Required task:
Every line that contains the word "Frequency" should be copied out.

----

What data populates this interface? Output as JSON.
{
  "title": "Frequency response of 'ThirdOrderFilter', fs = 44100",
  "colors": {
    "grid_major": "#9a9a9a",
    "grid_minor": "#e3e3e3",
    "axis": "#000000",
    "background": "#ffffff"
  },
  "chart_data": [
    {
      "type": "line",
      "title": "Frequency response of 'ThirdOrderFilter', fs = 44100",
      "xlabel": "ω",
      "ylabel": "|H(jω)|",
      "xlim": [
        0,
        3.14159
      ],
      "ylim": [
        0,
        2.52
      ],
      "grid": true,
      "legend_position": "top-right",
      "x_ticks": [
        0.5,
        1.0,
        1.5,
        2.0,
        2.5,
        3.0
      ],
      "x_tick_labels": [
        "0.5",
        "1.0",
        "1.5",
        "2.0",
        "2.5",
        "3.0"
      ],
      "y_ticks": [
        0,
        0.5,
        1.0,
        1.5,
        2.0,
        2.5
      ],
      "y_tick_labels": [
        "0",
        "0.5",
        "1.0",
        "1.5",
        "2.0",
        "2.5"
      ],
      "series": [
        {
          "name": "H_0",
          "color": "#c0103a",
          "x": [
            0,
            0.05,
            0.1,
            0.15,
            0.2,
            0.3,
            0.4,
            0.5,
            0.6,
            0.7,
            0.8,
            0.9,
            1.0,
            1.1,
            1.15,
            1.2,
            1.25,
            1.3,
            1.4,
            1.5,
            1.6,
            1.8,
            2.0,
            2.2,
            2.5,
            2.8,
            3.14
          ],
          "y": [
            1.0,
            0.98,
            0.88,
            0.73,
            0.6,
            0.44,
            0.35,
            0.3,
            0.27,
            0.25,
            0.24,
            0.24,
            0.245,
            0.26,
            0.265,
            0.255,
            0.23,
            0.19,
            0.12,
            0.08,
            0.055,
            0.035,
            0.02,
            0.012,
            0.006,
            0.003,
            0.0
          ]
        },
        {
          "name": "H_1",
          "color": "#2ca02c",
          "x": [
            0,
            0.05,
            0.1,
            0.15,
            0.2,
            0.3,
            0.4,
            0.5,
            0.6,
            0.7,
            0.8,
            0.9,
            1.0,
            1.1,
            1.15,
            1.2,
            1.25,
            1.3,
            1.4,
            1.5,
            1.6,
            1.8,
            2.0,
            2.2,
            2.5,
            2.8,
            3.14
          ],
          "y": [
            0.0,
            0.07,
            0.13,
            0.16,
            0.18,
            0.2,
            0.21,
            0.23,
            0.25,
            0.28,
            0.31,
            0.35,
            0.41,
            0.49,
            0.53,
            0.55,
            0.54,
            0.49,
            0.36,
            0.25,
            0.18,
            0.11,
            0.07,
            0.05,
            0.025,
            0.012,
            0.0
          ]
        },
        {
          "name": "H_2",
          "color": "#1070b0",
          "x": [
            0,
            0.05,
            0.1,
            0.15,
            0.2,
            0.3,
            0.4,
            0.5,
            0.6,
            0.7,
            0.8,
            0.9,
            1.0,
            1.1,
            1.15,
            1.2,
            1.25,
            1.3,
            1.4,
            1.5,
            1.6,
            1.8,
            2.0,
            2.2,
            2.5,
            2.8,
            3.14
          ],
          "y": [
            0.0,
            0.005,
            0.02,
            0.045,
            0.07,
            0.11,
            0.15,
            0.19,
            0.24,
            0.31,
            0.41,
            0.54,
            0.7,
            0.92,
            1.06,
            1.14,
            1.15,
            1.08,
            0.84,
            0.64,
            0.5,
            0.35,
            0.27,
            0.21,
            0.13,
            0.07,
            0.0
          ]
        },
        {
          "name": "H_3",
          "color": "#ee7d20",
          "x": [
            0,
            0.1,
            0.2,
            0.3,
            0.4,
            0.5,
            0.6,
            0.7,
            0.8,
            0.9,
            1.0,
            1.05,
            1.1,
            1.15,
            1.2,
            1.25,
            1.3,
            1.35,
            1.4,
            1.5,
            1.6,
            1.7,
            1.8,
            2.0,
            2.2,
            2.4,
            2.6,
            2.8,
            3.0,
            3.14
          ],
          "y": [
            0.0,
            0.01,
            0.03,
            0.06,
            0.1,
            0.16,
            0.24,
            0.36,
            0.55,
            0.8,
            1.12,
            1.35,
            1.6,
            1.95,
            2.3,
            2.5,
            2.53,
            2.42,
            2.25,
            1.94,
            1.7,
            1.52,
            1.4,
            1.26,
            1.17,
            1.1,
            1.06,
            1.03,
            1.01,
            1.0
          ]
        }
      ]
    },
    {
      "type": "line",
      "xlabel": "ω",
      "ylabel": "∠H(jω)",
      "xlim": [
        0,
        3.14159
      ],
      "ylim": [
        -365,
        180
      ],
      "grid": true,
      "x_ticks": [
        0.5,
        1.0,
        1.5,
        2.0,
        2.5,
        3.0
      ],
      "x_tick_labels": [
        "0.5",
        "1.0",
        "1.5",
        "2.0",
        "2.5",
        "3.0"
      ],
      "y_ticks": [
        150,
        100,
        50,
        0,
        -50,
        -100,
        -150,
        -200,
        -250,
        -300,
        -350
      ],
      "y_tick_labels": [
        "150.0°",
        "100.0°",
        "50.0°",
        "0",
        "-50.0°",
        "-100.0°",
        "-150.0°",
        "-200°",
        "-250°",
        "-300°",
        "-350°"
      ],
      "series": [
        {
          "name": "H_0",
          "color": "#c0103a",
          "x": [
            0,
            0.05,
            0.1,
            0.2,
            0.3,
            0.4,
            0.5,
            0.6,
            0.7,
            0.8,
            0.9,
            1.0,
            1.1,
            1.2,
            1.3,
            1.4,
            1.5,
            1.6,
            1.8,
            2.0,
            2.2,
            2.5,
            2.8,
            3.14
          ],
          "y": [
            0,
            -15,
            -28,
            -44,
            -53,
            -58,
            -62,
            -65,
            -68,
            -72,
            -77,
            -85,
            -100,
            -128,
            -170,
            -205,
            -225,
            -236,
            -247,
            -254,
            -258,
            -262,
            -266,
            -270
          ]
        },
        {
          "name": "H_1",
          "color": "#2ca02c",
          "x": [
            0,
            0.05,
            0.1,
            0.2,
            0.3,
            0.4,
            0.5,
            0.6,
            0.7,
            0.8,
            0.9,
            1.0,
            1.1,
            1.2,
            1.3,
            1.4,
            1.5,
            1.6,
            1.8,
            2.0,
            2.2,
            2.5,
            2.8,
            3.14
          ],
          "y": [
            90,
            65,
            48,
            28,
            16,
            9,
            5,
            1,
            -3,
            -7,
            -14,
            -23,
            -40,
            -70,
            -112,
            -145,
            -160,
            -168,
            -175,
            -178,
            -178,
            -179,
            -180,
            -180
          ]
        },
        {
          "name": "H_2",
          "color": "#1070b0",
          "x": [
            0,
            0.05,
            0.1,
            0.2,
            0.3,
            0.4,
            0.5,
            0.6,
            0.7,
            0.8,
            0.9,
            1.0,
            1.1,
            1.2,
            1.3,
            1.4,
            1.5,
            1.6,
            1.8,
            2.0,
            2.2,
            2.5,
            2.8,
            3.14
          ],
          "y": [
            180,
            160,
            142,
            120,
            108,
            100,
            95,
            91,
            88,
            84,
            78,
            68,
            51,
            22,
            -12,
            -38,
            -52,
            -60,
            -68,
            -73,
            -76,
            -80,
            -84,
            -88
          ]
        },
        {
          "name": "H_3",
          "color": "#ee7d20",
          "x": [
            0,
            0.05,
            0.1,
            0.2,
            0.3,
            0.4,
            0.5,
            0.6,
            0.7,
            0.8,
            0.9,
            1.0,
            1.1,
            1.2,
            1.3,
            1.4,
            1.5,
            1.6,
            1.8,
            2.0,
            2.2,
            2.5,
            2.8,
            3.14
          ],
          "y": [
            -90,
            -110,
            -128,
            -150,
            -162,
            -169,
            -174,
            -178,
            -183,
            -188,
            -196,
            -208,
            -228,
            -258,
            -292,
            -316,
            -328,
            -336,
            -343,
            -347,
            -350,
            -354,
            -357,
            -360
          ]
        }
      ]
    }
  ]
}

----

Solution to the problem:
  "title": "Frequency response of 'ThirdOrderFilter', fs = 44100",
      "title": "Frequency response of 'ThirdOrderFilter', fs = 44100",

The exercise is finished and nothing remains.